:: Exercise instructions ::
a - In the blog post on deep-linking in Adwords, which web address does the "Pittsburgh pay per click" ad actually take you to when clicked?
b - Translate this sentence from the blog post on deep-linking in Adwords into Spanish: "People like landing on a page they were looking for, and Google knows this, so they like it, too."
c - List every example of a conversion that the blog post on deep-linking in Adwords gives in its parentheses.

:: Text section ::
___

Adwords: The Best Fish Swim Deep — Linking to your Product Pages
Monday, April 26th, 2010Last month (has it been a whole month already?!) I wrote a blog post about how the number of keywords in an AdGroup can affect your cost-per-click when using Google Adwords. The reason is due to targeting — the more targeted your ads are to your products or services, the better your ads will fare, the less money you’ll end up paying in the end.

In the post, I touched briefly on the importance of deep-linking within the context of your written ad, or linking to pages within your website that are not your home page or category pages, but a specific product page.
Deep-linking is an important strategy for those of you managing your own Adwords campaigns, so let’s take a deeper look at deep-linking.
If you were to search for “Pittsburgh pay per click”, you will see that I have bid on that keyword. You will also see a link below the ad: www.ClicksInternetMarketing.com. This appears to be a link to my home page, but when you click on the ad, you are taken to a deeper link, http://www.clicksinternetmarketing.com/ppc-services. This is the page that gives information about the pay per click services I offer, specifically.

People like landing on a page they were looking for, and Google knows this, so they like it, too. You are more likely to have conversions (actions taken by visitors – phone calls, request a quote, downloads, sales, etc.) if visitors are first taken to the information they were seeking — the product or service page — and do not have to click from your home page and look for another page, etc.
These pages are also called “landing pages” — sometimes landing pages are not just simply the product/service page, but a web page specifically designed for an ad. Essentially every page on your website is a landing page.
The bottom line here? Swim deep. I’m no fisher(wo)man, but I can tell you that it will effect your bottom-line, or cost-per-click. By deep-linking, you then have to TARGET your ads to that page — your keywords will reflect only the information on the specific product page, your ad copy will be written only for that particular product, etc. Therefore, users who see your ad will be more likely to click on it (increasing your click-through-rate). AND, visitors who click on your ad are much more likely go to your website and actually DO something (browse around, click on other pages, convert).
How many of you are using deep-linking or simply sending visitors to your home page?

___

:: Extracted material ::
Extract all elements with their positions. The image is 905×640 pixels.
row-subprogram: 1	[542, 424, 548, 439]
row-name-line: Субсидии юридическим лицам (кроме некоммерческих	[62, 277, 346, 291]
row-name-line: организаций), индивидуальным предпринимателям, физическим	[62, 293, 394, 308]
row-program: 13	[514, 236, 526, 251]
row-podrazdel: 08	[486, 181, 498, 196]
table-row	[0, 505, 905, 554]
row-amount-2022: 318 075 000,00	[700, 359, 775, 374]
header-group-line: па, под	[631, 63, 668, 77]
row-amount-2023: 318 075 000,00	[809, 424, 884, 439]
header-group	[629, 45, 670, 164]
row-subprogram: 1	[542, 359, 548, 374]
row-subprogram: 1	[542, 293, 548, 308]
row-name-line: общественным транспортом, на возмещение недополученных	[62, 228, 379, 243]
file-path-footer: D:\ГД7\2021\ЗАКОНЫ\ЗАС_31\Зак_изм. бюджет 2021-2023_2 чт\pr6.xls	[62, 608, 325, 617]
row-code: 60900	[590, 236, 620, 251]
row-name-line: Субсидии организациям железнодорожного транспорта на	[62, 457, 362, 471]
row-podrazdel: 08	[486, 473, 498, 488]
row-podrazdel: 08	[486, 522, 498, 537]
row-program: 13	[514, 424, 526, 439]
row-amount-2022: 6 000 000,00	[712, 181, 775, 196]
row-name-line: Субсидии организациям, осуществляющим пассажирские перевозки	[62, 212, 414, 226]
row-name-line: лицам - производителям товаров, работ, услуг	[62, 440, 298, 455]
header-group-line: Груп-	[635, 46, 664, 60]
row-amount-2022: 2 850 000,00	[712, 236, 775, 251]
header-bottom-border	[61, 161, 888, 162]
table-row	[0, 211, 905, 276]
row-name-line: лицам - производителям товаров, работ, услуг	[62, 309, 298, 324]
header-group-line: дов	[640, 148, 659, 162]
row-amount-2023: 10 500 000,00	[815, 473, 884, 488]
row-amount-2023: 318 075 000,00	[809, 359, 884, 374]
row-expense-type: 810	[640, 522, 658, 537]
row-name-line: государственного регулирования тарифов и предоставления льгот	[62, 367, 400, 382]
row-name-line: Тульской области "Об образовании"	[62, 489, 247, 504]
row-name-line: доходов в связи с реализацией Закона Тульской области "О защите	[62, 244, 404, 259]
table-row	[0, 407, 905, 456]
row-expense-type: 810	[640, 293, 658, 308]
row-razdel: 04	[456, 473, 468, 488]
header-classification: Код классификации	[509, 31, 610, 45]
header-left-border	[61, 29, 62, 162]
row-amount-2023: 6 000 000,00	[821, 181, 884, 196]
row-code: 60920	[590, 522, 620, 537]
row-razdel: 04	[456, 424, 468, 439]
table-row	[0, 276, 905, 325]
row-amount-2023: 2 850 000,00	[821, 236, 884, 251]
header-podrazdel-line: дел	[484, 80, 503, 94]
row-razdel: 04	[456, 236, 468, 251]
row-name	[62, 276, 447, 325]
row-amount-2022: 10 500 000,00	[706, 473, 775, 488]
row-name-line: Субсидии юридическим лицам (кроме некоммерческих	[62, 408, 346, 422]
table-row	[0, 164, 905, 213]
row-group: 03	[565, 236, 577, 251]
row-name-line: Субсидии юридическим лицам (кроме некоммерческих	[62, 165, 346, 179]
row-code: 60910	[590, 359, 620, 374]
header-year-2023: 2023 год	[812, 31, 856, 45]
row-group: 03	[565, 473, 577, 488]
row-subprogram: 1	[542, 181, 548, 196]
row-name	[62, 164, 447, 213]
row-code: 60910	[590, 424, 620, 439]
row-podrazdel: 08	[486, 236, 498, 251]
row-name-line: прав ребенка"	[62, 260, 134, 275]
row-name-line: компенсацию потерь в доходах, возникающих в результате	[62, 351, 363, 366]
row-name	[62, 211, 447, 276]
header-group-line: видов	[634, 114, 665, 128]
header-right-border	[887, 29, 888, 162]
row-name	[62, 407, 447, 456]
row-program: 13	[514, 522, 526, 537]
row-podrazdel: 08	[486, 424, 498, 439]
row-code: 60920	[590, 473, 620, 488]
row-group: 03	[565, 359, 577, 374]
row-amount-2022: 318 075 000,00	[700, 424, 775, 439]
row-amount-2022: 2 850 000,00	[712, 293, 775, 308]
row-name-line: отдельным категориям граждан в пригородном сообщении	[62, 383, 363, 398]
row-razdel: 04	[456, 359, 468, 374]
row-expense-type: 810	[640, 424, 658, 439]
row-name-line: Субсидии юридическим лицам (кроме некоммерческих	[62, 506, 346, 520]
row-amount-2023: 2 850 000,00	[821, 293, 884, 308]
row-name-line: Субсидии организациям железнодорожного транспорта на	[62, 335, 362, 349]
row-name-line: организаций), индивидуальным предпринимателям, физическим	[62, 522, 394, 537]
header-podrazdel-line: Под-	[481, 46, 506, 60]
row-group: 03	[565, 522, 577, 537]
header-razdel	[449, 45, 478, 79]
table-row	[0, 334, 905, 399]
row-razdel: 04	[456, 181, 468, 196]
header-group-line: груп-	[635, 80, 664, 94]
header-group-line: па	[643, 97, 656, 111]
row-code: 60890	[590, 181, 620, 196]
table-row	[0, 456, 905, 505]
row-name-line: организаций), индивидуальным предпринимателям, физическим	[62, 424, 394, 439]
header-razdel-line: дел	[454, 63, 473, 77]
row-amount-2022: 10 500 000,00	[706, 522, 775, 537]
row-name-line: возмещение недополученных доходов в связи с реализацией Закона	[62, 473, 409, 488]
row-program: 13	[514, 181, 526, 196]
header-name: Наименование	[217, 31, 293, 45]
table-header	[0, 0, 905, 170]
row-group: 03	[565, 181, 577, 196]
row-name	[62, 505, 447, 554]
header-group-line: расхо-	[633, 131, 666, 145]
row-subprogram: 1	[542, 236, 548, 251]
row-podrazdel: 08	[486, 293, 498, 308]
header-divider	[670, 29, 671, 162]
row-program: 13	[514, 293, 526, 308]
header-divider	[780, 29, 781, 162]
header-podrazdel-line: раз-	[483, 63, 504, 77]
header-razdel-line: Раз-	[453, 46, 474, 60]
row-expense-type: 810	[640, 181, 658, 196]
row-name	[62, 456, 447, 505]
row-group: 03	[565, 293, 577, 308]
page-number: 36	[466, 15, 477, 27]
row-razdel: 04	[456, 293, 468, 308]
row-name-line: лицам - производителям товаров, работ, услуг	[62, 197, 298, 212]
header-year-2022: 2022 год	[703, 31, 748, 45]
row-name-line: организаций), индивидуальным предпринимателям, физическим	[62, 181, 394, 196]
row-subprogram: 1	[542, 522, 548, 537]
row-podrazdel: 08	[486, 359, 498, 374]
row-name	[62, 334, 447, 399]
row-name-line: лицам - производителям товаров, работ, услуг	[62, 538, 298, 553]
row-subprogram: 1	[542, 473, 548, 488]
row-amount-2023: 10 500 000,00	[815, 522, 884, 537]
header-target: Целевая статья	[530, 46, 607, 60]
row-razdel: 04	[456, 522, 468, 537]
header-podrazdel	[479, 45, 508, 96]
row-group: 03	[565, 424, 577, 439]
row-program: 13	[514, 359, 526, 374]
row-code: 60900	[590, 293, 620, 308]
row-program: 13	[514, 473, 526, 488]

___

:: Solutions for each task ::
a - http://www.clicksinternetmarketing.com/ppc-services

b - A la gente le gusta llegar a una página que estaba buscando, y Google lo sabe, así que a ellos también les gusta.

c -
- phone calls
- request a quote
- downloads
- sales